To do
The records are to be restated in their entirety, word for word.
* BEGIN Raw data *
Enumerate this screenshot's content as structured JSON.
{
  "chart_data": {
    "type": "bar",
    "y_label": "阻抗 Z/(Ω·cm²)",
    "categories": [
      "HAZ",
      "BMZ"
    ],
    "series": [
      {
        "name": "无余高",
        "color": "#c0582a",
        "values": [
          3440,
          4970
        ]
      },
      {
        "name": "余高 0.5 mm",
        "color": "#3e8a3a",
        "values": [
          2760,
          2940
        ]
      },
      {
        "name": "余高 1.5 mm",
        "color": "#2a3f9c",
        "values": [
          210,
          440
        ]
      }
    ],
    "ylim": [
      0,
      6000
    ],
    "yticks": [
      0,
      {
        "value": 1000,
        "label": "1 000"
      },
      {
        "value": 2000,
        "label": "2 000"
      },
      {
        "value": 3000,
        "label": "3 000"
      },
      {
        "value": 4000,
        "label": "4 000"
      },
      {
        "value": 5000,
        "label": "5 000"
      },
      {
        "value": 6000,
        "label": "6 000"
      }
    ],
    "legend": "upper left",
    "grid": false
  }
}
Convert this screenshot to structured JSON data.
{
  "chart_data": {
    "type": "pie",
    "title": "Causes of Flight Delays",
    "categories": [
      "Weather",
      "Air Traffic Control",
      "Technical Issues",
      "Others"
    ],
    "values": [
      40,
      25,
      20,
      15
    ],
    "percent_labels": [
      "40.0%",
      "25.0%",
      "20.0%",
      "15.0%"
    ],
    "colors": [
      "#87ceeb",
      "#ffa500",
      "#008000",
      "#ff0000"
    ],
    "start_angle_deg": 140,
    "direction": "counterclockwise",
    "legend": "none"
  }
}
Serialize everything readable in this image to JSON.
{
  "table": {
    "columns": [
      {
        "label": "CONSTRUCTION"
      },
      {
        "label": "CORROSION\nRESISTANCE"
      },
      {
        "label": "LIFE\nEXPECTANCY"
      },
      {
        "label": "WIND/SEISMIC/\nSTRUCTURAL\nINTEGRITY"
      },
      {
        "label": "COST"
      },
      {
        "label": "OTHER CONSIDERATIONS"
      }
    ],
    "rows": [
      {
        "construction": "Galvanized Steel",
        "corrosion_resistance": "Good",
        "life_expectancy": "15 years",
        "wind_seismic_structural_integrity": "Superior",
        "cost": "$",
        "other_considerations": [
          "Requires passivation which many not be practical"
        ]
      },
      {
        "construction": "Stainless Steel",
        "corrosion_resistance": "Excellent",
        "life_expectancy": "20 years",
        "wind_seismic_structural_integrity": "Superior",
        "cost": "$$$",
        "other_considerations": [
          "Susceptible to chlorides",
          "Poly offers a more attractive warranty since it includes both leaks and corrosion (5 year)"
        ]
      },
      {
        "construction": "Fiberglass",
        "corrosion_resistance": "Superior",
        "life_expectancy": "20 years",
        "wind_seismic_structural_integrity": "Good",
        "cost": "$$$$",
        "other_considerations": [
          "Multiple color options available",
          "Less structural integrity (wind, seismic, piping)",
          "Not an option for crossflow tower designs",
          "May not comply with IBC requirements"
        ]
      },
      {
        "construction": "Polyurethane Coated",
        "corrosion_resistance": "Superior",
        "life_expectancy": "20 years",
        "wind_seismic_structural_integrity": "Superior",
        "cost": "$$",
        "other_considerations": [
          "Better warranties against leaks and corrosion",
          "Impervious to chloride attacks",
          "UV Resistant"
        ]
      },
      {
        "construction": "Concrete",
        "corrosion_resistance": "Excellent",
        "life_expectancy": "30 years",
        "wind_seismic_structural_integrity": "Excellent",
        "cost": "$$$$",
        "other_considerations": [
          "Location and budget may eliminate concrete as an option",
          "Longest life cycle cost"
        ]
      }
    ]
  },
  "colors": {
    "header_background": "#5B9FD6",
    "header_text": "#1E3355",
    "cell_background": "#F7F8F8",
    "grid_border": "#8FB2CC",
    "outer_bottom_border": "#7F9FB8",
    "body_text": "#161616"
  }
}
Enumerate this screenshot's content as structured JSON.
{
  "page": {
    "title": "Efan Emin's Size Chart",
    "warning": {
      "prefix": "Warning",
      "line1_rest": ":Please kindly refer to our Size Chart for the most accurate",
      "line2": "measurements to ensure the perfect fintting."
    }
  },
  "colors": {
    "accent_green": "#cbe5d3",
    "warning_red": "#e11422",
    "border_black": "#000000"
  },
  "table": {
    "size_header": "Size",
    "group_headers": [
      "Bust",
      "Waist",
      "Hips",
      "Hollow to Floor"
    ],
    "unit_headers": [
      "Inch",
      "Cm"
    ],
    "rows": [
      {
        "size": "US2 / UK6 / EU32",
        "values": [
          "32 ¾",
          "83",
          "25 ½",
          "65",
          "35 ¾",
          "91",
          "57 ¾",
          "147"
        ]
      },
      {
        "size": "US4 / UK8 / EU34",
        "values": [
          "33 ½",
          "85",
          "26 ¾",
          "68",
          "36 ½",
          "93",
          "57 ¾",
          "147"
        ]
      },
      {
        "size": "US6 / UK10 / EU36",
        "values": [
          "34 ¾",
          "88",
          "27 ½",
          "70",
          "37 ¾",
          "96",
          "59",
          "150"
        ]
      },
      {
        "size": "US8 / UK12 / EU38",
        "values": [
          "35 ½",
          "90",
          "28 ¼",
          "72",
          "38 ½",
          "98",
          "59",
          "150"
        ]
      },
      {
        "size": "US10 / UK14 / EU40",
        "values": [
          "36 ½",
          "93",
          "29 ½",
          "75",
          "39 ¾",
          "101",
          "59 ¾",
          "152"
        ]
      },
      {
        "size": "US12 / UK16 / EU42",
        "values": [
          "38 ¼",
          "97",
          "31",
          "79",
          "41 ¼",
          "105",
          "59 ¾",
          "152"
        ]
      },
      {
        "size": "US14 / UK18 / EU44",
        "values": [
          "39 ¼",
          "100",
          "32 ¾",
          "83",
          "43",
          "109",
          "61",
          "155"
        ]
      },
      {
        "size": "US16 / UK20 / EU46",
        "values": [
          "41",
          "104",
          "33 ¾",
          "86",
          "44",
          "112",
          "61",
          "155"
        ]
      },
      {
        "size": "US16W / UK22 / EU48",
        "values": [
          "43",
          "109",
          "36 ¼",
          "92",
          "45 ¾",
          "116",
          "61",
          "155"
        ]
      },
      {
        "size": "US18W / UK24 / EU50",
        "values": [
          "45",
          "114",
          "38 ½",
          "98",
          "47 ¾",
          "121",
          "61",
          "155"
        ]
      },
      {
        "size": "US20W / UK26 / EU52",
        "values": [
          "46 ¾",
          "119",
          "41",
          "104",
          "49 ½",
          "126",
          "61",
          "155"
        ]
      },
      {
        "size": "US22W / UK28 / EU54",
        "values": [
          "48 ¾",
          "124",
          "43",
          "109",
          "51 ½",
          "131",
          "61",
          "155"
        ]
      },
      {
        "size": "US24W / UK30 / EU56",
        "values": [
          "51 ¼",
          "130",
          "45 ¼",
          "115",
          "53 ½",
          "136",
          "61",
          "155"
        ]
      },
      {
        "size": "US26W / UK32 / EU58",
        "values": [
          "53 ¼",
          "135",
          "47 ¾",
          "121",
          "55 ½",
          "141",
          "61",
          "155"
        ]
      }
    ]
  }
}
* END Raw data *
Solution to this task
Enumerate this screenshot's content as structured JSON.
{
  "chart_data": {
    "type": "bar",
    "y_label": "阻抗 Z/(Ω·cm²)",
    "categories": [
      "HAZ",
      "BMZ"
    ],
    "series": [
      {
        "name": "无余高",
        "color": "#c0582a",
        "values": [
          3440,
          4970
        ]
      },
      {
        "name": "余高 0.5 mm",
        "color": "#3e8a3a",
        "values": [
          2760,
          2940
        ]
      },
      {
        "name": "余高 1.5 mm",
        "color": "#2a3f9c",
        "values": [
          210,
          440
        ]
      }
    ],
    "ylim": [
      0,
      6000
    ],
    "yticks": [
      0,
      {
        "value": 1000,
        "label": "1 000"
      },
      {
        "value": 2000,
        "label": "2 000"
      },
      {
        "value": 3000,
        "label": "3 000"
      },
      {
        "value": 4000,
        "label": "4 000"
      },
      {
        "value": 5000,
        "label": "5 000"
      },
      {
        "value": 6000,
        "label": "6 000"
      }
    ],
    "legend": "upper left",
    "grid": false
  }
}
Convert this screenshot to structured JSON data.
{
  "chart_data": {
    "type": "pie",
    "title": "Causes of Flight Delays",
    "categories": [
      "Weather",
      "Air Traffic Control",
      "Technical Issues",
      "Others"
    ],
    "values": [
      40,
      25,
      20,
      15
    ],
    "percent_labels": [
      "40.0%",
      "25.0%",
      "20.0%",
      "15.0%"
    ],
    "colors": [
      "#87ceeb",
      "#ffa500",
      "#008000",
      "#ff0000"
    ],
    "start_angle_deg": 140,
    "direction": "counterclockwise",
    "legend": "none"
  }
}
Serialize everything readable in this image to JSON.
{
  "table": {
    "columns": [
      {
        "label": "CONSTRUCTION"
      },
      {
        "label": "CORROSION\nRESISTANCE"
      },
      {
        "label": "LIFE\nEXPECTANCY"
      },
      {
        "label": "WIND/SEISMIC/\nSTRUCTURAL\nINTEGRITY"
      },
      {
        "label": "COST"
      },
      {
        "label": "OTHER CONSIDERATIONS"
      }
    ],
    "rows": [
      {
        "construction": "Galvanized Steel",
        "corrosion_resistance": "Good",
        "life_expectancy": "15 years",
        "wind_seismic_structural_integrity": "Superior",
        "cost": "$",
        "other_considerations": [
          "Requires passivation which many not be practical"
        ]
      },
      {
        "construction": "Stainless Steel",
        "corrosion_resistance": "Excellent",
        "life_expectancy": "20 years",
        "wind_seismic_structural_integrity": "Superior",
        "cost": "$$$",
        "other_considerations": [
          "Susceptible to chlorides",
          "Poly offers a more attractive warranty since it includes both leaks and corrosion (5 year)"
        ]
      },
      {
        "construction": "Fiberglass",
        "corrosion_resistance": "Superior",
        "life_expectancy": "20 years",
        "wind_seismic_structural_integrity": "Good",
        "cost": "$$$$",
        "other_considerations": [
          "Multiple color options available",
          "Less structural integrity (wind, seismic, piping)",
          "Not an option for crossflow tower designs",
          "May not comply with IBC requirements"
        ]
      },
      {
        "construction": "Polyurethane Coated",
        "corrosion_resistance": "Superior",
        "life_expectancy": "20 years",
        "wind_seismic_structural_integrity": "Superior",
        "cost": "$$",
        "other_considerations": [
          "Better warranties against leaks and corrosion",
          "Impervious to chloride attacks",
          "UV Resistant"
        ]
      },
      {
        "construction": "Concrete",
        "corrosion_resistance": "Excellent",
        "life_expectancy": "30 years",
        "wind_seismic_structural_integrity": "Excellent",
        "cost": "$$$$",
        "other_considerations": [
          "Location and budget may eliminate concrete as an option",
          "Longest life cycle cost"
        ]
      }
    ]
  },
  "colors": {
    "header_background": "#5B9FD6",
    "header_text": "#1E3355",
    "cell_background": "#F7F8F8",
    "grid_border": "#8FB2CC",
    "outer_bottom_border": "#7F9FB8",
    "body_text": "#161616"
  }
}
Enumerate this screenshot's content as structured JSON.
{
  "page": {
    "title": "Efan Emin's Size Chart",
    "warning": {
      "prefix": "Warning",
      "line1_rest": ":Please kindly refer to our Size Chart for the most accurate",
      "line2": "measurements to ensure the perfect fintting."
    }
  },
  "colors": {
    "accent_green": "#cbe5d3",
    "warning_red": "#e11422",
    "border_black": "#000000"
  },
  "table": {
    "size_header": "Size",
    "group_headers": [
      "Bust",
      "Waist",
      "Hips",
      "Hollow to Floor"
    ],
    "unit_headers": [
      "Inch",
      "Cm"
    ],
    "rows": [
      {
        "size": "US2 / UK6 / EU32",
        "values": [
          "32 ¾",
          "83",
          "25 ½",
          "65",
          "35 ¾",
          "91",
          "57 ¾",
          "147"
        ]
      },
      {
        "size": "US4 / UK8 / EU34",
        "values": [
          "33 ½",
          "85",
          "26 ¾",
          "68",
          "36 ½",
          "93",
          "57 ¾",
          "147"
        ]
      },
      {
        "size": "US6 / UK10 / EU36",
        "values": [
          "34 ¾",
          "88",
          "27 ½",
          "70",
          "37 ¾",
          "96",
          "59",
          "150"
        ]
      },
      {
        "size": "US8 / UK12 / EU38",
        "values": [
          "35 ½",
          "90",
          "28 ¼",
          "72",
          "38 ½",
          "98",
          "59",
          "150"
        ]
      },
      {
        "size": "US10 / UK14 / EU40",
        "values": [
          "36 ½",
          "93",
          "29 ½",
          "75",
          "39 ¾",
          "101",
          "59 ¾",
          "152"
        ]
      },
      {
        "size": "US12 / UK16 / EU42",
        "values": [
          "38 ¼",
          "97",
          "31",
          "79",
          "41 ¼",
          "105",
          "59 ¾",
          "152"
        ]
      },
      {
        "size": "US14 / UK18 / EU44",
        "values": [
          "39 ¼",
          "100",
          "32 ¾",
          "83",
          "43",
          "109",
          "61",
          "155"
        ]
      },
      {
        "size": "US16 / UK20 / EU46",
        "values": [
          "41",
          "104",
          "33 ¾",
          "86",
          "44",
          "112",
          "61",
          "155"
        ]
      },
      {
        "size": "US16W / UK22 / EU48",
        "values": [
          "43",
          "109",
          "36 ¼",
          "92",
          "45 ¾",
          "116",
          "61",
          "155"
        ]
      },
      {
        "size": "US18W / UK24 / EU50",
        "values": [
          "45",
          "114",
          "38 ½",
          "98",
          "47 ¾",
          "121",
          "61",
          "155"
        ]
      },
      {
        "size": "US20W / UK26 / EU52",
        "values": [
          "46 ¾",
          "119",
          "41",
          "104",
          "49 ½",
          "126",
          "61",
          "155"
        ]
      },
      {
        "size": "US22W / UK28 / EU54",
        "values": [
          "48 ¾",
          "124",
          "43",
          "109",
          "51 ½",
          "131",
          "61",
          "155"
        ]
      },
      {
        "size": "US24W / UK30 / EU56",
        "values": [
          "51 ¼",
          "130",
          "45 ¼",
          "115",
          "53 ½",
          "136",
          "61",
          "155"
        ]
      },
      {
        "size": "US26W / UK32 / EU58",
        "values": [
          "53 ¼",
          "135",
          "47 ¾",
          "121",
          "55 ½",
          "141",
          "61",
          "155"
        ]
      }
    ]
  }
}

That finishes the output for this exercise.